Collected data entries:

━━━━━━━━━━

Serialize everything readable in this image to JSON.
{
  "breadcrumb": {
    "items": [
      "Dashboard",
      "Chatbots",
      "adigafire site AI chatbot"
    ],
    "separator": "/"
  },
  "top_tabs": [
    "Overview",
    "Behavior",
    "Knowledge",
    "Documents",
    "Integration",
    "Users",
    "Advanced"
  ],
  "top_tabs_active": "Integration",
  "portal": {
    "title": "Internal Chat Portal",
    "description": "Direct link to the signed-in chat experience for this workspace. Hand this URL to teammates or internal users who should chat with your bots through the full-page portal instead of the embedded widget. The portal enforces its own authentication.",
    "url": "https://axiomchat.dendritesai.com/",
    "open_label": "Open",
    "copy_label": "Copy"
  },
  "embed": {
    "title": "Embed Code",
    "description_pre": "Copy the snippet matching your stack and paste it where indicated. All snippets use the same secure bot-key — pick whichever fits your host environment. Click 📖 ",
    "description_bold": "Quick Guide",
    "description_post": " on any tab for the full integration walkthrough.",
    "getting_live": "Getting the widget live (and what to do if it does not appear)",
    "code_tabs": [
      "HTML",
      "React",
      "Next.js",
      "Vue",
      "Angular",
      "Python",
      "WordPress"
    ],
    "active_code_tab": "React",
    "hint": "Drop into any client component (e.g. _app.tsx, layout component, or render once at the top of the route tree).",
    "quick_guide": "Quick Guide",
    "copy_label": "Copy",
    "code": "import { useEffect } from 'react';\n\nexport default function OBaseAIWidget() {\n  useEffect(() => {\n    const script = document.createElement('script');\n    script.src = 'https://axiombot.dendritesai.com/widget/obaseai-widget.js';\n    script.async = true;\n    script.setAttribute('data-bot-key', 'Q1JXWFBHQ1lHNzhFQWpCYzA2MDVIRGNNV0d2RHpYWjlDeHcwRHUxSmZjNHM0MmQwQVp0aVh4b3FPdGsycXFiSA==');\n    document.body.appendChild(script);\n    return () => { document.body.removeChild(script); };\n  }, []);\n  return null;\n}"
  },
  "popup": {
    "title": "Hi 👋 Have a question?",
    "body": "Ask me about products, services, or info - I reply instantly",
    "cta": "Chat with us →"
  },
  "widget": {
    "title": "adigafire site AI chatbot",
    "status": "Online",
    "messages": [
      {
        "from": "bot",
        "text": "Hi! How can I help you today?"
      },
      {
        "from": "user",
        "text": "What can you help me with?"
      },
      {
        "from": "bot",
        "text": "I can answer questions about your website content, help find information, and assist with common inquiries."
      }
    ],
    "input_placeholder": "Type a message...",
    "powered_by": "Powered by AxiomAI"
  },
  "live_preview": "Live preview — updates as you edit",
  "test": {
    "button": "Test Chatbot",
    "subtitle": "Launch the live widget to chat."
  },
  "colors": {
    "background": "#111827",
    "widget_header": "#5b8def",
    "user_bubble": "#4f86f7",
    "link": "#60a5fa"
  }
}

━━━━━━━━━━

INSTRUCTIONS FOR THE TASK: Above are the records; copy every line in them that holds the word "with".

FINISHED EXERCISE:
    "description": "Direct link to the signed-in chat experience for this workspace. Hand this URL to teammates or internal users who should chat with your bots through the full-page portal instead of the embedded widget. The portal enforces its own authentication.",
    "cta": "Chat with us →"
        "text": "What can you help me with?"
        "text": "I can answer questions about your website content, help find information, and assist with common inquiries."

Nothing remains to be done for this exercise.